(Stated task)
Repeat the material verbatim. Images are excluded from the copy.

(Extracted information)

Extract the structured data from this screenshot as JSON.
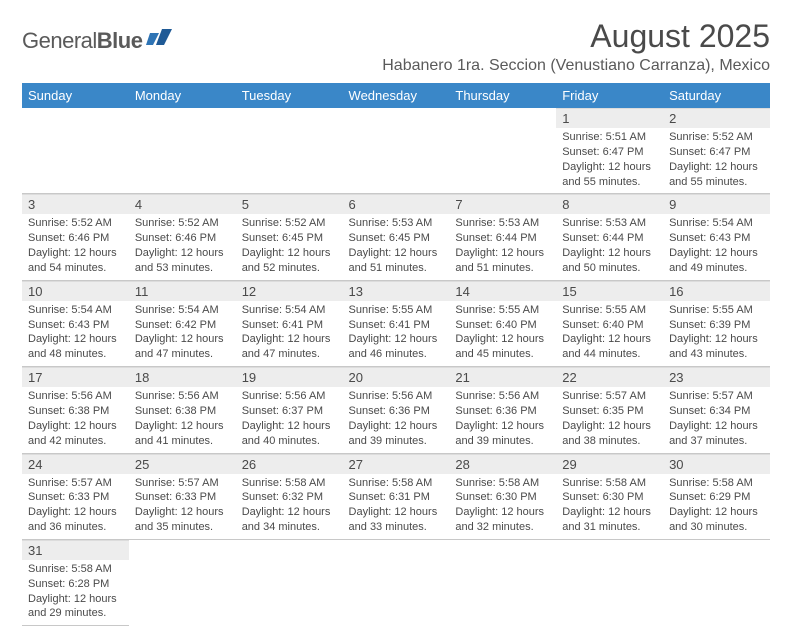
{
  "brand": {
    "name1": "General",
    "name2": "Blue"
  },
  "title": "August 2025",
  "location": "Habanero 1ra. Seccion (Venustiano Carranza), Mexico",
  "header_bg": "#3a87c8",
  "daynum_bg": "#ededed",
  "days": [
    "Sunday",
    "Monday",
    "Tuesday",
    "Wednesday",
    "Thursday",
    "Friday",
    "Saturday"
  ],
  "weeks": [
    [
      null,
      null,
      null,
      null,
      null,
      {
        "n": "1",
        "sr": "5:51 AM",
        "ss": "6:47 PM",
        "dl": "12 hours and 55 minutes."
      },
      {
        "n": "2",
        "sr": "5:52 AM",
        "ss": "6:47 PM",
        "dl": "12 hours and 55 minutes."
      }
    ],
    [
      {
        "n": "3",
        "sr": "5:52 AM",
        "ss": "6:46 PM",
        "dl": "12 hours and 54 minutes."
      },
      {
        "n": "4",
        "sr": "5:52 AM",
        "ss": "6:46 PM",
        "dl": "12 hours and 53 minutes."
      },
      {
        "n": "5",
        "sr": "5:52 AM",
        "ss": "6:45 PM",
        "dl": "12 hours and 52 minutes."
      },
      {
        "n": "6",
        "sr": "5:53 AM",
        "ss": "6:45 PM",
        "dl": "12 hours and 51 minutes."
      },
      {
        "n": "7",
        "sr": "5:53 AM",
        "ss": "6:44 PM",
        "dl": "12 hours and 51 minutes."
      },
      {
        "n": "8",
        "sr": "5:53 AM",
        "ss": "6:44 PM",
        "dl": "12 hours and 50 minutes."
      },
      {
        "n": "9",
        "sr": "5:54 AM",
        "ss": "6:43 PM",
        "dl": "12 hours and 49 minutes."
      }
    ],
    [
      {
        "n": "10",
        "sr": "5:54 AM",
        "ss": "6:43 PM",
        "dl": "12 hours and 48 minutes."
      },
      {
        "n": "11",
        "sr": "5:54 AM",
        "ss": "6:42 PM",
        "dl": "12 hours and 47 minutes."
      },
      {
        "n": "12",
        "sr": "5:54 AM",
        "ss": "6:41 PM",
        "dl": "12 hours and 47 minutes."
      },
      {
        "n": "13",
        "sr": "5:55 AM",
        "ss": "6:41 PM",
        "dl": "12 hours and 46 minutes."
      },
      {
        "n": "14",
        "sr": "5:55 AM",
        "ss": "6:40 PM",
        "dl": "12 hours and 45 minutes."
      },
      {
        "n": "15",
        "sr": "5:55 AM",
        "ss": "6:40 PM",
        "dl": "12 hours and 44 minutes."
      },
      {
        "n": "16",
        "sr": "5:55 AM",
        "ss": "6:39 PM",
        "dl": "12 hours and 43 minutes."
      }
    ],
    [
      {
        "n": "17",
        "sr": "5:56 AM",
        "ss": "6:38 PM",
        "dl": "12 hours and 42 minutes."
      },
      {
        "n": "18",
        "sr": "5:56 AM",
        "ss": "6:38 PM",
        "dl": "12 hours and 41 minutes."
      },
      {
        "n": "19",
        "sr": "5:56 AM",
        "ss": "6:37 PM",
        "dl": "12 hours and 40 minutes."
      },
      {
        "n": "20",
        "sr": "5:56 AM",
        "ss": "6:36 PM",
        "dl": "12 hours and 39 minutes."
      },
      {
        "n": "21",
        "sr": "5:56 AM",
        "ss": "6:36 PM",
        "dl": "12 hours and 39 minutes."
      },
      {
        "n": "22",
        "sr": "5:57 AM",
        "ss": "6:35 PM",
        "dl": "12 hours and 38 minutes."
      },
      {
        "n": "23",
        "sr": "5:57 AM",
        "ss": "6:34 PM",
        "dl": "12 hours and 37 minutes."
      }
    ],
    [
      {
        "n": "24",
        "sr": "5:57 AM",
        "ss": "6:33 PM",
        "dl": "12 hours and 36 minutes."
      },
      {
        "n": "25",
        "sr": "5:57 AM",
        "ss": "6:33 PM",
        "dl": "12 hours and 35 minutes."
      },
      {
        "n": "26",
        "sr": "5:58 AM",
        "ss": "6:32 PM",
        "dl": "12 hours and 34 minutes."
      },
      {
        "n": "27",
        "sr": "5:58 AM",
        "ss": "6:31 PM",
        "dl": "12 hours and 33 minutes."
      },
      {
        "n": "28",
        "sr": "5:58 AM",
        "ss": "6:30 PM",
        "dl": "12 hours and 32 minutes."
      },
      {
        "n": "29",
        "sr": "5:58 AM",
        "ss": "6:30 PM",
        "dl": "12 hours and 31 minutes."
      },
      {
        "n": "30",
        "sr": "5:58 AM",
        "ss": "6:29 PM",
        "dl": "12 hours and 30 minutes."
      }
    ],
    [
      {
        "n": "31",
        "sr": "5:58 AM",
        "ss": "6:28 PM",
        "dl": "12 hours and 29 minutes."
      },
      null,
      null,
      null,
      null,
      null,
      null
    ]
  ],
  "labels": {
    "sunrise": "Sunrise: ",
    "sunset": "Sunset: ",
    "daylight": "Daylight: "
  }
}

(The completed task)
Extract the structured data from this screenshot as JSON.
{
  "brand": {
    "name1": "General",
    "name2": "Blue"
  },
  "title": "August 2025",
  "location": "Habanero 1ra. Seccion (Venustiano Carranza), Mexico",
  "header_bg": "#3a87c8",
  "daynum_bg": "#ededed",
  "days": [
    "Sunday",
    "Monday",
    "Tuesday",
    "Wednesday",
    "Thursday",
    "Friday",
    "Saturday"
  ],
  "weeks": [
    [
      null,
      null,
      null,
      null,
      null,
      {
        "n": "1",
        "sr": "5:51 AM",
        "ss": "6:47 PM",
        "dl": "12 hours and 55 minutes."
      },
      {
        "n": "2",
        "sr": "5:52 AM",
        "ss": "6:47 PM",
        "dl": "12 hours and 55 minutes."
      }
    ],
    [
      {
        "n": "3",
        "sr": "5:52 AM",
        "ss": "6:46 PM",
        "dl": "12 hours and 54 minutes."
      },
      {
        "n": "4",
        "sr": "5:52 AM",
        "ss": "6:46 PM",
        "dl": "12 hours and 53 minutes."
      },
      {
        "n": "5",
        "sr": "5:52 AM",
        "ss": "6:45 PM",
        "dl": "12 hours and 52 minutes."
      },
      {
        "n": "6",
        "sr": "5:53 AM",
        "ss": "6:45 PM",
        "dl": "12 hours and 51 minutes."
      },
      {
        "n": "7",
        "sr": "5:53 AM",
        "ss": "6:44 PM",
        "dl": "12 hours and 51 minutes."
      },
      {
        "n": "8",
        "sr": "5:53 AM",
        "ss": "6:44 PM",
        "dl": "12 hours and 50 minutes."
      },
      {
        "n": "9",
        "sr": "5:54 AM",
        "ss": "6:43 PM",
        "dl": "12 hours and 49 minutes."
      }
    ],
    [
      {
        "n": "10",
        "sr": "5:54 AM",
        "ss": "6:43 PM",
        "dl": "12 hours and 48 minutes."
      },
      {
        "n": "11",
        "sr": "5:54 AM",
        "ss": "6:42 PM",
        "dl": "12 hours and 47 minutes."
      },
      {
        "n": "12",
        "sr": "5:54 AM",
        "ss": "6:41 PM",
        "dl": "12 hours and 47 minutes."
      },
      {
        "n": "13",
        "sr": "5:55 AM",
        "ss": "6:41 PM",
        "dl": "12 hours and 46 minutes."
      },
      {
        "n": "14",
        "sr": "5:55 AM",
        "ss": "6:40 PM",
        "dl": "12 hours and 45 minutes."
      },
      {
        "n": "15",
        "sr": "5:55 AM",
        "ss": "6:40 PM",
        "dl": "12 hours and 44 minutes."
      },
      {
        "n": "16",
        "sr": "5:55 AM",
        "ss": "6:39 PM",
        "dl": "12 hours and 43 minutes."
      }
    ],
    [
      {
        "n": "17",
        "sr": "5:56 AM",
        "ss": "6:38 PM",
        "dl": "12 hours and 42 minutes."
      },
      {
        "n": "18",
        "sr": "5:56 AM",
        "ss": "6:38 PM",
        "dl": "12 hours and 41 minutes."
      },
      {
        "n": "19",
        "sr": "5:56 AM",
        "ss": "6:37 PM",
        "dl": "12 hours and 40 minutes."
      },
      {
        "n": "20",
        "sr": "5:56 AM",
        "ss": "6:36 PM",
        "dl": "12 hours and 39 minutes."
      },
      {
        "n": "21",
        "sr": "5:56 AM",
        "ss": "6:36 PM",
        "dl": "12 hours and 39 minutes."
      },
      {
        "n": "22",
        "sr": "5:57 AM",
        "ss": "6:35 PM",
        "dl": "12 hours and 38 minutes."
      },
      {
        "n": "23",
        "sr": "5:57 AM",
        "ss": "6:34 PM",
        "dl": "12 hours and 37 minutes."
      }
    ],
    [
      {
        "n": "24",
        "sr": "5:57 AM",
        "ss": "6:33 PM",
        "dl": "12 hours and 36 minutes."
      },
      {
        "n": "25",
        "sr": "5:57 AM",
        "ss": "6:33 PM",
        "dl": "12 hours and 35 minutes."
      },
      {
        "n": "26",
        "sr": "5:58 AM",
        "ss": "6:32 PM",
        "dl": "12 hours and 34 minutes."
      },
      {
        "n": "27",
        "sr": "5:58 AM",
        "ss": "6:31 PM",
        "dl": "12 hours and 33 minutes."
      },
      {
        "n": "28",
        "sr": "5:58 AM",
        "ss": "6:30 PM",
        "dl": "12 hours and 32 minutes."
      },
      {
        "n": "29",
        "sr": "5:58 AM",
        "ss": "6:30 PM",
        "dl": "12 hours and 31 minutes."
      },
      {
        "n": "30",
        "sr": "5:58 AM",
        "ss": "6:29 PM",
        "dl": "12 hours and 30 minutes."
      }
    ],
    [
      {
        "n": "31",
        "sr": "5:58 AM",
        "ss": "6:28 PM",
        "dl": "12 hours and 29 minutes."
      },
      null,
      null,
      null,
      null,
      null,
      null
    ]
  ],
  "labels": {
    "sunrise": "Sunrise: ",
    "sunset": "Sunset: ",
    "daylight": "Daylight: "
  }
}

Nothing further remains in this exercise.